§ GIVEN PROBLEM:
Copy down all of the data underneath, exactly as shown.

(Dataset items)
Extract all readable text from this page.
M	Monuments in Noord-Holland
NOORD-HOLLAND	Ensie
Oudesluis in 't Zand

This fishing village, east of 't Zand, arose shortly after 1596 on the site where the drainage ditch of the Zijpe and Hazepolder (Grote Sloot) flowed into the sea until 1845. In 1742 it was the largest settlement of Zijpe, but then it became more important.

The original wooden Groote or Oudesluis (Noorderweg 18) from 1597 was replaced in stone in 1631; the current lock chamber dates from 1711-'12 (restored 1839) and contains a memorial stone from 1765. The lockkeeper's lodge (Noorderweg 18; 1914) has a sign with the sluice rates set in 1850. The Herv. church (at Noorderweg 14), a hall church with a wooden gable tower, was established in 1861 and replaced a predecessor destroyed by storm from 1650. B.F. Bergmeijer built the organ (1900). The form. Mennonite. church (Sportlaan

§ FINISHED TASK:
Extract all readable text from this page.
M	Monuments in Noord-Holland
NOORD-HOLLAND	Ensie
Oudesluis in 't Zand

This fishing village, east of 't Zand, arose shortly after 1596 on the site where the drainage ditch of the Zijpe and Hazepolder (Grote Sloot) flowed into the sea until 1845. In 1742 it was the largest settlement of Zijpe, but then it became more important.

The original wooden Groote or Oudesluis (Noorderweg 18) from 1597 was replaced in stone in 1631; the current lock chamber dates from 1711-'12 (restored 1839) and contains a memorial stone from 1765. The lockkeeper's lodge (Noorderweg 18; 1914) has a sign with the sluice rates set in 1850. The Herv. church (at Noorderweg 14), a hall church with a wooden gable tower, was established in 1861 and replaced a predecessor destroyed by storm from 1650. B.F. Bergmeijer built the organ (1900). The form. Mennonite. church (Sportlaan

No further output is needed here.